* SHORT EXERCISE
What follows is a set of records, each of which is to be written out exactly.

* RECORDS FOR THE TASK

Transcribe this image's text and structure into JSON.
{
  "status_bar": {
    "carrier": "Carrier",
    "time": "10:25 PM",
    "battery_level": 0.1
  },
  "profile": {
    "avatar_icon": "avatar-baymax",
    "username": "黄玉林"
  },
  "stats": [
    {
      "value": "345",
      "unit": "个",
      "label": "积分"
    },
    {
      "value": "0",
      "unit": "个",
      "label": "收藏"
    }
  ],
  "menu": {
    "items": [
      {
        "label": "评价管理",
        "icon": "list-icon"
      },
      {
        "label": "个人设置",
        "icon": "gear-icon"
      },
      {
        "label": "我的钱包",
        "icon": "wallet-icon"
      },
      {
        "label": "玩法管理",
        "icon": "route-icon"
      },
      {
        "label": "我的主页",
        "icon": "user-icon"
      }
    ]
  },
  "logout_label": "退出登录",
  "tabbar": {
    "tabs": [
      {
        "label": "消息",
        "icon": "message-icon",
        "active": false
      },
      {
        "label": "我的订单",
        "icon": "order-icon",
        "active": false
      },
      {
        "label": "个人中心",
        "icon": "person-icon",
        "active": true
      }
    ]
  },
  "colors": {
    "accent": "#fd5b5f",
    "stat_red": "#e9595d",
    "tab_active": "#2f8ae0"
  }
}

* FINAL ANSWER
Transcribe this image's text and structure into JSON.
{
  "status_bar": {
    "carrier": "Carrier",
    "time": "10:25 PM",
    "battery_level": 0.1
  },
  "profile": {
    "avatar_icon": "avatar-baymax",
    "username": "黄玉林"
  },
  "stats": [
    {
      "value": "345",
      "unit": "个",
      "label": "积分"
    },
    {
      "value": "0",
      "unit": "个",
      "label": "收藏"
    }
  ],
  "menu": {
    "items": [
      {
        "label": "评价管理",
        "icon": "list-icon"
      },
      {
        "label": "个人设置",
        "icon": "gear-icon"
      },
      {
        "label": "我的钱包",
        "icon": "wallet-icon"
      },
      {
        "label": "玩法管理",
        "icon": "route-icon"
      },
      {
        "label": "我的主页",
        "icon": "user-icon"
      }
    ]
  },
  "logout_label": "退出登录",
  "tabbar": {
    "tabs": [
      {
        "label": "消息",
        "icon": "message-icon",
        "active": false
      },
      {
        "label": "我的订单",
        "icon": "order-icon",
        "active": false
      },
      {
        "label": "个人中心",
        "icon": "person-icon",
        "active": true
      }
    ]
  },
  "colors": {
    "accent": "#fd5b5f",
    "stat_red": "#e9595d",
    "tab_active": "#2f8ae0"
  }
}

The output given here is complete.